DIRECTIONS FOR THIS TASK: Write out every entry exactly as it appears.

(Saved entries)

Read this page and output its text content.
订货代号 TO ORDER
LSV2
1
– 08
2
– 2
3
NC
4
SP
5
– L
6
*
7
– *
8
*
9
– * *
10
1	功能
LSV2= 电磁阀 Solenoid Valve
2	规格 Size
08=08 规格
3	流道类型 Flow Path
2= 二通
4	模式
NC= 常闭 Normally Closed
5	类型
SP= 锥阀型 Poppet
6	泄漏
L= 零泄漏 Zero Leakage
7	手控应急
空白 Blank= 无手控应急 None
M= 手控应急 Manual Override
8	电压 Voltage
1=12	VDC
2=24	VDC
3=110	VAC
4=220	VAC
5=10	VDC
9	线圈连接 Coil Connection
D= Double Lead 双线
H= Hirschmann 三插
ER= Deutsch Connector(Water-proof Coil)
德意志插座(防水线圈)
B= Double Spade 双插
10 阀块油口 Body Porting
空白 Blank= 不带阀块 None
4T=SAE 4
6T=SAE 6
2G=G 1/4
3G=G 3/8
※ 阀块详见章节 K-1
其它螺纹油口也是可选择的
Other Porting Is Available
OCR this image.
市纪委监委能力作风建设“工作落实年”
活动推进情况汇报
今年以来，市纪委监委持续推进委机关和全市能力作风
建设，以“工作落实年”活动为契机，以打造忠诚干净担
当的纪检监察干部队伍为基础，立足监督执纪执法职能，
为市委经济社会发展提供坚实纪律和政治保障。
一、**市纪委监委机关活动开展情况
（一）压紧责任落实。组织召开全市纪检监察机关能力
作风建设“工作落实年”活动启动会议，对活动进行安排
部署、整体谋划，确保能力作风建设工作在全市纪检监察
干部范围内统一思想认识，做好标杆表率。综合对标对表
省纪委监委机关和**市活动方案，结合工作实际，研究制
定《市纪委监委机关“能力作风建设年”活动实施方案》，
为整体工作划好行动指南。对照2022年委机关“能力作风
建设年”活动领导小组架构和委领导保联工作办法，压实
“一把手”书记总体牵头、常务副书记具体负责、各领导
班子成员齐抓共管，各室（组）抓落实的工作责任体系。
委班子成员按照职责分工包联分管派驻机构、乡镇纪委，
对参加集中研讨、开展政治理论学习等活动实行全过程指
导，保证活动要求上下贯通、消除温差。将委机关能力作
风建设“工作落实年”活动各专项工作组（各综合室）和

RESULT OF THE TASK:
Read this page and output its text content.
订货代号 TO ORDER
LSV2
1
– 08
2
– 2
3
NC
4
SP
5
– L
6
*
7
– *
8
*
9
– * *
10
1	功能
LSV2= 电磁阀 Solenoid Valve
2	规格 Size
08=08 规格
3	流道类型 Flow Path
2= 二通
4	模式
NC= 常闭 Normally Closed
5	类型
SP= 锥阀型 Poppet
6	泄漏
L= 零泄漏 Zero Leakage
7	手控应急
空白 Blank= 无手控应急 None
M= 手控应急 Manual Override
8	电压 Voltage
1=12	VDC
2=24	VDC
3=110	VAC
4=220	VAC
5=10	VDC
9	线圈连接 Coil Connection
D= Double Lead 双线
H= Hirschmann 三插
ER= Deutsch Connector(Water-proof Coil)
德意志插座(防水线圈)
B= Double Spade 双插
10 阀块油口 Body Porting
空白 Blank= 不带阀块 None
4T=SAE 4
6T=SAE 6
2G=G 1/4
3G=G 3/8
※ 阀块详见章节 K-1
其它螺纹油口也是可选择的
Other Porting Is Available
OCR this image.
市纪委监委能力作风建设“工作落实年”
活动推进情况汇报
今年以来，市纪委监委持续推进委机关和全市能力作风
建设，以“工作落实年”活动为契机，以打造忠诚干净担
当的纪检监察干部队伍为基础，立足监督执纪执法职能，
为市委经济社会发展提供坚实纪律和政治保障。
一、**市纪委监委机关活动开展情况
（一）压紧责任落实。组织召开全市纪检监察机关能力
作风建设“工作落实年”活动启动会议，对活动进行安排
部署、整体谋划，确保能力作风建设工作在全市纪检监察
干部范围内统一思想认识，做好标杆表率。综合对标对表
省纪委监委机关和**市活动方案，结合工作实际，研究制
定《市纪委监委机关“能力作风建设年”活动实施方案》，
为整体工作划好行动指南。对照2022年委机关“能力作风
建设年”活动领导小组架构和委领导保联工作办法，压实
“一把手”书记总体牵头、常务副书记具体负责、各领导
班子成员齐抓共管，各室（组）抓落实的工作责任体系。
委班子成员按照职责分工包联分管派驻机构、乡镇纪委，
对参加集中研讨、开展政治理论学习等活动实行全过程指
导，保证活动要求上下贯通、消除温差。将委机关能力作
风建设“工作落实年”活动各专项工作组（各综合室）和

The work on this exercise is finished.